INSTRUCTIONS FOR THE TASK: Transcribe all the records with complete accuracy.

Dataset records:

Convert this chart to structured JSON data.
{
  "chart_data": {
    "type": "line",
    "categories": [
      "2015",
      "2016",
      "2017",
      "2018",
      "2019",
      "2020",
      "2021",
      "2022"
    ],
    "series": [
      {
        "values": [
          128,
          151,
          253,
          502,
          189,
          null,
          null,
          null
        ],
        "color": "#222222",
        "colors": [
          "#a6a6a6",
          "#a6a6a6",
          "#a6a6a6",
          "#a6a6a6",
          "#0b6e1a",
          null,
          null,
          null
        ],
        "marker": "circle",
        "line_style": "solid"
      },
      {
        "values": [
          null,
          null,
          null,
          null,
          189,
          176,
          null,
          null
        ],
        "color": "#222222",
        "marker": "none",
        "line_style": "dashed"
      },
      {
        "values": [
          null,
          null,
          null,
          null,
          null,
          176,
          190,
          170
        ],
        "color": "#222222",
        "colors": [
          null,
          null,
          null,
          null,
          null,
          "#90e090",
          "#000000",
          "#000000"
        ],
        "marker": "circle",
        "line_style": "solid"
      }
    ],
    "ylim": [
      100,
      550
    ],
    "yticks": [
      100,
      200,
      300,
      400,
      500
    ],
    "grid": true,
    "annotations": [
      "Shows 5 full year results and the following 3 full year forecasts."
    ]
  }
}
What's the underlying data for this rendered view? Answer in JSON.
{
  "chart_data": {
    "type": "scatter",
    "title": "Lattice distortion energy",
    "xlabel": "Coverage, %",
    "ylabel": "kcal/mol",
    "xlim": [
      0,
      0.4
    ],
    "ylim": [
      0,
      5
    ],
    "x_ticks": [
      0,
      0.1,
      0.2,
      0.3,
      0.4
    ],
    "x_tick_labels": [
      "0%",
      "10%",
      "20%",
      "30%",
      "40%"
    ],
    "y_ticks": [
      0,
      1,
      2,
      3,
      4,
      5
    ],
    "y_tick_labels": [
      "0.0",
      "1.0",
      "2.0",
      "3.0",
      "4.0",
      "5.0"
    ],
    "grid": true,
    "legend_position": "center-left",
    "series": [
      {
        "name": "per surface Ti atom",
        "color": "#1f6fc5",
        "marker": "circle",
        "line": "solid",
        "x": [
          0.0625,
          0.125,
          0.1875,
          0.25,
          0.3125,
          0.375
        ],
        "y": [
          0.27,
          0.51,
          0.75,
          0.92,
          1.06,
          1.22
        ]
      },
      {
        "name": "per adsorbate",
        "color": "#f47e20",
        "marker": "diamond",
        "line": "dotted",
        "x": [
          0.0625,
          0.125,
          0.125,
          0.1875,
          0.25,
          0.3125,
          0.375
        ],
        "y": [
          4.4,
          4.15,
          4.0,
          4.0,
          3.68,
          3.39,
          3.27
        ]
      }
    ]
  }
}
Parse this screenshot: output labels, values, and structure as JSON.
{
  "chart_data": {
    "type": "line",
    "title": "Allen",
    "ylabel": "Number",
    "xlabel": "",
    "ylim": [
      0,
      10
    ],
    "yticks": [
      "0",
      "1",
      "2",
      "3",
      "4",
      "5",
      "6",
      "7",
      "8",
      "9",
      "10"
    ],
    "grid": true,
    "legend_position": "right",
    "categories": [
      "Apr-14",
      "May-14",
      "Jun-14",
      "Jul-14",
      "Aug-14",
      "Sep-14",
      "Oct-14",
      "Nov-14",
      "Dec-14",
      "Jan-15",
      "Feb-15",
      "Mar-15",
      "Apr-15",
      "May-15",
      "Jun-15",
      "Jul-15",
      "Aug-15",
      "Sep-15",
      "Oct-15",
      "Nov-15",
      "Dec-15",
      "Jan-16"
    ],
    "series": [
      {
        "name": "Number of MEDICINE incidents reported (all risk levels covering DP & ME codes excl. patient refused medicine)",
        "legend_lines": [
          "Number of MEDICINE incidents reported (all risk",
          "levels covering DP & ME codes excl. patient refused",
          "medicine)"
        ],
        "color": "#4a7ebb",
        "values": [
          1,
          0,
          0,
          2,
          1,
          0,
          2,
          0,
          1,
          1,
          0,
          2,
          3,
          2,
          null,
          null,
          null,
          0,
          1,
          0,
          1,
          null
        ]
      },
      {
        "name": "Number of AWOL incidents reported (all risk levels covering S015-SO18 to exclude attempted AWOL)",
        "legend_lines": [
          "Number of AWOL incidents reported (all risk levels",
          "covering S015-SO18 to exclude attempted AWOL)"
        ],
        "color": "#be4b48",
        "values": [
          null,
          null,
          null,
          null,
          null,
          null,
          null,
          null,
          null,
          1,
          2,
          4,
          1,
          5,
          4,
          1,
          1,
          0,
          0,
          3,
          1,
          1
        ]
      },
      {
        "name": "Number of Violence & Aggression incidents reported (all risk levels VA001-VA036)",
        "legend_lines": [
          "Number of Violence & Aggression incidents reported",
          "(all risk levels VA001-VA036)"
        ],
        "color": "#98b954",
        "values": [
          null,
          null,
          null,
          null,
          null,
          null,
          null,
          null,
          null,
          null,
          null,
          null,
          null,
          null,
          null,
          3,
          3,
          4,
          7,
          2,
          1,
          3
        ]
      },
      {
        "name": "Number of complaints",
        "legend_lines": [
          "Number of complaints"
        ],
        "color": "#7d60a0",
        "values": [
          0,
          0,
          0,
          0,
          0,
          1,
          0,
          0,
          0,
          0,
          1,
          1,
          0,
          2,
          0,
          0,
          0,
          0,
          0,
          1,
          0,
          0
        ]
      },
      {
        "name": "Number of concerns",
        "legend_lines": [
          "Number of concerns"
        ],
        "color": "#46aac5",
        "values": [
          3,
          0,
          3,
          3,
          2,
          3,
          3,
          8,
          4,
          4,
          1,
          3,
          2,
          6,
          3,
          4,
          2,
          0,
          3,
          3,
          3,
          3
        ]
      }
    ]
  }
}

RESPONSE:
Convert this chart to structured JSON data.
{
  "chart_data": {
    "type": "line",
    "categories": [
      "2015",
      "2016",
      "2017",
      "2018",
      "2019",
      "2020",
      "2021",
      "2022"
    ],
    "series": [
      {
        "values": [
          128,
          151,
          253,
          502,
          189,
          null,
          null,
          null
        ],
        "color": "#222222",
        "colors": [
          "#a6a6a6",
          "#a6a6a6",
          "#a6a6a6",
          "#a6a6a6",
          "#0b6e1a",
          null,
          null,
          null
        ],
        "marker": "circle",
        "line_style": "solid"
      },
      {
        "values": [
          null,
          null,
          null,
          null,
          189,
          176,
          null,
          null
        ],
        "color": "#222222",
        "marker": "none",
        "line_style": "dashed"
      },
      {
        "values": [
          null,
          null,
          null,
          null,
          null,
          176,
          190,
          170
        ],
        "color": "#222222",
        "colors": [
          null,
          null,
          null,
          null,
          null,
          "#90e090",
          "#000000",
          "#000000"
        ],
        "marker": "circle",
        "line_style": "solid"
      }
    ],
    "ylim": [
      100,
      550
    ],
    "yticks": [
      100,
      200,
      300,
      400,
      500
    ],
    "grid": true,
    "annotations": [
      "Shows 5 full year results and the following 3 full year forecasts."
    ]
  }
}
What's the underlying data for this rendered view? Answer in JSON.
{
  "chart_data": {
    "type": "scatter",
    "title": "Lattice distortion energy",
    "xlabel": "Coverage, %",
    "ylabel": "kcal/mol",
    "xlim": [
      0,
      0.4
    ],
    "ylim": [
      0,
      5
    ],
    "x_ticks": [
      0,
      0.1,
      0.2,
      0.3,
      0.4
    ],
    "x_tick_labels": [
      "0%",
      "10%",
      "20%",
      "30%",
      "40%"
    ],
    "y_ticks": [
      0,
      1,
      2,
      3,
      4,
      5
    ],
    "y_tick_labels": [
      "0.0",
      "1.0",
      "2.0",
      "3.0",
      "4.0",
      "5.0"
    ],
    "grid": true,
    "legend_position": "center-left",
    "series": [
      {
        "name": "per surface Ti atom",
        "color": "#1f6fc5",
        "marker": "circle",
        "line": "solid",
        "x": [
          0.0625,
          0.125,
          0.1875,
          0.25,
          0.3125,
          0.375
        ],
        "y": [
          0.27,
          0.51,
          0.75,
          0.92,
          1.06,
          1.22
        ]
      },
      {
        "name": "per adsorbate",
        "color": "#f47e20",
        "marker": "diamond",
        "line": "dotted",
        "x": [
          0.0625,
          0.125,
          0.125,
          0.1875,
          0.25,
          0.3125,
          0.375
        ],
        "y": [
          4.4,
          4.15,
          4.0,
          4.0,
          3.68,
          3.39,
          3.27
        ]
      }
    ]
  }
}
Parse this screenshot: output labels, values, and structure as JSON.
{
  "chart_data": {
    "type": "line",
    "title": "Allen",
    "ylabel": "Number",
    "xlabel": "",
    "ylim": [
      0,
      10
    ],
    "yticks": [
      "0",
      "1",
      "2",
      "3",
      "4",
      "5",
      "6",
      "7",
      "8",
      "9",
      "10"
    ],
    "grid": true,
    "legend_position": "right",
    "categories": [
      "Apr-14",
      "May-14",
      "Jun-14",
      "Jul-14",
      "Aug-14",
      "Sep-14",
      "Oct-14",
      "Nov-14",
      "Dec-14",
      "Jan-15",
      "Feb-15",
      "Mar-15",
      "Apr-15",
      "May-15",
      "Jun-15",
      "Jul-15",
      "Aug-15",
      "Sep-15",
      "Oct-15",
      "Nov-15",
      "Dec-15",
      "Jan-16"
    ],
    "series": [
      {
        "name": "Number of MEDICINE incidents reported (all risk levels covering DP & ME codes excl. patient refused medicine)",
        "legend_lines": [
          "Number of MEDICINE incidents reported (all risk",
          "levels covering DP & ME codes excl. patient refused",
          "medicine)"
        ],
        "color": "#4a7ebb",
        "values": [
          1,
          0,
          0,
          2,
          1,
          0,
          2,
          0,
          1,
          1,
          0,
          2,
          3,
          2,
          null,
          null,
          null,
          0,
          1,
          0,
          1,
          null
        ]
      },
      {
        "name": "Number of AWOL incidents reported (all risk levels covering S015-SO18 to exclude attempted AWOL)",
        "legend_lines": [
          "Number of AWOL incidents reported (all risk levels",
          "covering S015-SO18 to exclude attempted AWOL)"
        ],
        "color": "#be4b48",
        "values": [
          null,
          null,
          null,
          null,
          null,
          null,
          null,
          null,
          null,
          1,
          2,
          4,
          1,
          5,
          4,
          1,
          1,
          0,
          0,
          3,
          1,
          1
        ]
      },
      {
        "name": "Number of Violence & Aggression incidents reported (all risk levels VA001-VA036)",
        "legend_lines": [
          "Number of Violence & Aggression incidents reported",
          "(all risk levels VA001-VA036)"
        ],
        "color": "#98b954",
        "values": [
          null,
          null,
          null,
          null,
          null,
          null,
          null,
          null,
          null,
          null,
          null,
          null,
          null,
          null,
          null,
          3,
          3,
          4,
          7,
          2,
          1,
          3
        ]
      },
      {
        "name": "Number of complaints",
        "legend_lines": [
          "Number of complaints"
        ],
        "color": "#7d60a0",
        "values": [
          0,
          0,
          0,
          0,
          0,
          1,
          0,
          0,
          0,
          0,
          1,
          1,
          0,
          2,
          0,
          0,
          0,
          0,
          0,
          1,
          0,
          0
        ]
      },
      {
        "name": "Number of concerns",
        "legend_lines": [
          "Number of concerns"
        ],
        "color": "#46aac5",
        "values": [
          3,
          0,
          3,
          3,
          2,
          3,
          3,
          8,
          4,
          4,
          1,
          3,
          2,
          6,
          3,
          4,
          2,
          0,
          3,
          3,
          3,
          3
        ]
      }
    ]
  }
}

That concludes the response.